> [WHAT YOU ARE ASKED TO DO]: Pick out the lines below that contain the string "Administrador" and copy them all.

> [EXTRACTED MATERIAL]:
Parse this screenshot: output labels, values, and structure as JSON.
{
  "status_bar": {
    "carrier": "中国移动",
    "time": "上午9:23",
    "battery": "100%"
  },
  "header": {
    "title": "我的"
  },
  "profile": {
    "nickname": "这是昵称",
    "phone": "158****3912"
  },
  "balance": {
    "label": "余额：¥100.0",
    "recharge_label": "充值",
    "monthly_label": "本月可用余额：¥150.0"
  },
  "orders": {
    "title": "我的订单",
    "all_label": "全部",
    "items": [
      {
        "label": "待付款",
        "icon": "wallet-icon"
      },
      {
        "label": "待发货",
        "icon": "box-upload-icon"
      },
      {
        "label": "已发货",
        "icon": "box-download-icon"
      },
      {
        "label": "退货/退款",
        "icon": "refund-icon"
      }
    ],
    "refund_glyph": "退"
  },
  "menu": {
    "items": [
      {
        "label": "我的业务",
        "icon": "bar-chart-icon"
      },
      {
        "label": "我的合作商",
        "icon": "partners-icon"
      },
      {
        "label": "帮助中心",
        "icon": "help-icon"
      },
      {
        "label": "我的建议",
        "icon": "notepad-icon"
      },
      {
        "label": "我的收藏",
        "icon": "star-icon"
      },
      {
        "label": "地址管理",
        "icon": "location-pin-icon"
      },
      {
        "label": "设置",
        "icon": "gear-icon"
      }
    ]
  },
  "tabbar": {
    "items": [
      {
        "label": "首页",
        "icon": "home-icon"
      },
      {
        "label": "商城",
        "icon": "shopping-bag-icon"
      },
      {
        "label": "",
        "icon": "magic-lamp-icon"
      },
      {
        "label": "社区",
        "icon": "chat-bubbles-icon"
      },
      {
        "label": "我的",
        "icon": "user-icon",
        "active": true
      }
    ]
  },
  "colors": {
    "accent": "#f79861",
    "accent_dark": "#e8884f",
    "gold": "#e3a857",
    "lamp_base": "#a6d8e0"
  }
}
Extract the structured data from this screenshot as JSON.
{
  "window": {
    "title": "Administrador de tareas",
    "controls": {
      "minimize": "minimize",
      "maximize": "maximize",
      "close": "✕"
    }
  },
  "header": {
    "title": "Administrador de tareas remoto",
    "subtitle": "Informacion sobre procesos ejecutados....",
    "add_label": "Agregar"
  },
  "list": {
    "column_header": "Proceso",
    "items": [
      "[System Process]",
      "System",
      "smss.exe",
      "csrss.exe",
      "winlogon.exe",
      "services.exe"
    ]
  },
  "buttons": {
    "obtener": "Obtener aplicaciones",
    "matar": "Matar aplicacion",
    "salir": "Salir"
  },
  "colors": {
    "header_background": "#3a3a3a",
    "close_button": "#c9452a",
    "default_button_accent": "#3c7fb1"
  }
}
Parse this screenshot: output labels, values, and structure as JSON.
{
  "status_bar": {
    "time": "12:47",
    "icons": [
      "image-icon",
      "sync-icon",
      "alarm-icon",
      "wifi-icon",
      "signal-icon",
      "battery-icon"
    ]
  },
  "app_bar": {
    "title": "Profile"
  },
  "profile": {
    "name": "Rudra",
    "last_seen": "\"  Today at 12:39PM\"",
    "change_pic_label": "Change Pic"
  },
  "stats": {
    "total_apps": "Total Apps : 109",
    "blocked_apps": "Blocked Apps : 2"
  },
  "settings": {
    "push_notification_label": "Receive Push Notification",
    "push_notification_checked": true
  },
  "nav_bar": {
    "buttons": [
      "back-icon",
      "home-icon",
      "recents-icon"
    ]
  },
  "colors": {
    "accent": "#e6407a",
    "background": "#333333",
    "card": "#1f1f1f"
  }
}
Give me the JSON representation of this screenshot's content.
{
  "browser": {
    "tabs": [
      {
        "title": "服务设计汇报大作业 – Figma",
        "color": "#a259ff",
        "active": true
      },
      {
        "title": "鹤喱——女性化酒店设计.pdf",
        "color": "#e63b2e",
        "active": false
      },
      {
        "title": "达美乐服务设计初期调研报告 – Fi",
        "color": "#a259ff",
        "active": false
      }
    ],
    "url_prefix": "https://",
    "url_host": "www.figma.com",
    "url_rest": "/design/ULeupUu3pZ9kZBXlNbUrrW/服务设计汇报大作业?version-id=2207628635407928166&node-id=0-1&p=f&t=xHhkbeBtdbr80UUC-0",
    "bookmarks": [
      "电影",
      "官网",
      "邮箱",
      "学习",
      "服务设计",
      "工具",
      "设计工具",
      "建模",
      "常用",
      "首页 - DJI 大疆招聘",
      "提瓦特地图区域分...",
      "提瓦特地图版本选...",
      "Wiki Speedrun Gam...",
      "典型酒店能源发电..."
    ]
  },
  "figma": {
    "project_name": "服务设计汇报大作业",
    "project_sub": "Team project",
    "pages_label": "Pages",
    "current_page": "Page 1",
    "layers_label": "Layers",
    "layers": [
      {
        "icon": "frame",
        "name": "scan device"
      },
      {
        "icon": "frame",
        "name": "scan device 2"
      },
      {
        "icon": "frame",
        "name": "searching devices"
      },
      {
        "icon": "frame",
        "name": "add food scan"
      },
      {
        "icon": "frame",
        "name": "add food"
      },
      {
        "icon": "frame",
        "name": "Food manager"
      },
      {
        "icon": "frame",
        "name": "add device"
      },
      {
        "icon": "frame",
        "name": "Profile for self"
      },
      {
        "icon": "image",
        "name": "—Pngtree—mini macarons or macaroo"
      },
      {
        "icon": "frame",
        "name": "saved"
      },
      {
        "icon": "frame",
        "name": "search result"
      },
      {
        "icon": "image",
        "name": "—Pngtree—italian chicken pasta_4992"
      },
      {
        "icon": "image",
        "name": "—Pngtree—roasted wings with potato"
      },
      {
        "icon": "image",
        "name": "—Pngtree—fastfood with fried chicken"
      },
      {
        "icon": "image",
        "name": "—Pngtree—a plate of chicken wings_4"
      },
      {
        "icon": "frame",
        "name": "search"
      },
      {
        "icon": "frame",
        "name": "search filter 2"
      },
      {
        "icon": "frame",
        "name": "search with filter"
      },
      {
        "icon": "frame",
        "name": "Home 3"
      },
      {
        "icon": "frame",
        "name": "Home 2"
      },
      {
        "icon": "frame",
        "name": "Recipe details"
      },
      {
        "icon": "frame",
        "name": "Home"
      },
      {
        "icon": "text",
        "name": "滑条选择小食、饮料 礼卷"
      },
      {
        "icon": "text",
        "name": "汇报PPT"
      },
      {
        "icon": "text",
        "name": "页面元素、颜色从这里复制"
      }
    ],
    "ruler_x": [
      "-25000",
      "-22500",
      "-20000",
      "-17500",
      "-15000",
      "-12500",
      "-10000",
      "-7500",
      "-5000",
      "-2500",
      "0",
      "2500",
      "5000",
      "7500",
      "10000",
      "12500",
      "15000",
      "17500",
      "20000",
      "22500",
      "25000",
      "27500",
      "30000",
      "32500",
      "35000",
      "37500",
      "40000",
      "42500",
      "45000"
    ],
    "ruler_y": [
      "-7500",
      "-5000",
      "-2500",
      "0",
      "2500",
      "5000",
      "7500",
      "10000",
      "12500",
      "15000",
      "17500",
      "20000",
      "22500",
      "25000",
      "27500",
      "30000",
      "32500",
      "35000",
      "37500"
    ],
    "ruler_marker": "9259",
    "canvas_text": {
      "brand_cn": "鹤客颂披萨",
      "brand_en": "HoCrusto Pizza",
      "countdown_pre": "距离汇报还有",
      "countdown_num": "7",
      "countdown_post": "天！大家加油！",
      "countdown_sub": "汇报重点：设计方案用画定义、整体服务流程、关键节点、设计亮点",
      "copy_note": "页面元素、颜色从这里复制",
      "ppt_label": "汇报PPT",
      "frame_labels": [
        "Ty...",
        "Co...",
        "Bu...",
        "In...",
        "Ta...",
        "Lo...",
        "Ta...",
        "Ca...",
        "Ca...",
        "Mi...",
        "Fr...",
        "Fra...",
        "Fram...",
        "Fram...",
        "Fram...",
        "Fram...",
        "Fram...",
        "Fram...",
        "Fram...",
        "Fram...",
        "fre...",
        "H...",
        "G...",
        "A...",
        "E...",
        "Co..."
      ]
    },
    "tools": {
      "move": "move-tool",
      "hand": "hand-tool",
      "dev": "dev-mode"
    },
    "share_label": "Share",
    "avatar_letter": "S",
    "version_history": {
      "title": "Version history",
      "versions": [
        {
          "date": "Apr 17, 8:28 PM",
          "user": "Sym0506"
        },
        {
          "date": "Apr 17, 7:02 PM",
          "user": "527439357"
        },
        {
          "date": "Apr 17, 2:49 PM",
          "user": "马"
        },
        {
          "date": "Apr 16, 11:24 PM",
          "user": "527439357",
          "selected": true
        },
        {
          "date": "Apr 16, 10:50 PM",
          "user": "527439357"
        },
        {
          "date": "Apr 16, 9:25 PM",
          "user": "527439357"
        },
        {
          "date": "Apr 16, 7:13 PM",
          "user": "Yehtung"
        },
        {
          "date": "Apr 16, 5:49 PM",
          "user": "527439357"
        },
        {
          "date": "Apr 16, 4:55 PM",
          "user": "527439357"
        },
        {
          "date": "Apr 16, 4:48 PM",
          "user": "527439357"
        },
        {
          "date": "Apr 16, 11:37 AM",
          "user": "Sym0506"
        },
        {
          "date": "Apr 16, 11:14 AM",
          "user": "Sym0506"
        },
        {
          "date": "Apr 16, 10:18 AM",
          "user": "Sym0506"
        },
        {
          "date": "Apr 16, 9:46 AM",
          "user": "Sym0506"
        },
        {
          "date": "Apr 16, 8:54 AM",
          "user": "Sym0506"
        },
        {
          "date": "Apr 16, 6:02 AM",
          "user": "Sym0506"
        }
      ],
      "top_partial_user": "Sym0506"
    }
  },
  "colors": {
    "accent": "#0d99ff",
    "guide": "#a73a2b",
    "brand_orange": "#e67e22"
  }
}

> [TASK OUTPUT]:
    "title": "Administrador de tareas",
    "title": "Administrador de tareas remoto",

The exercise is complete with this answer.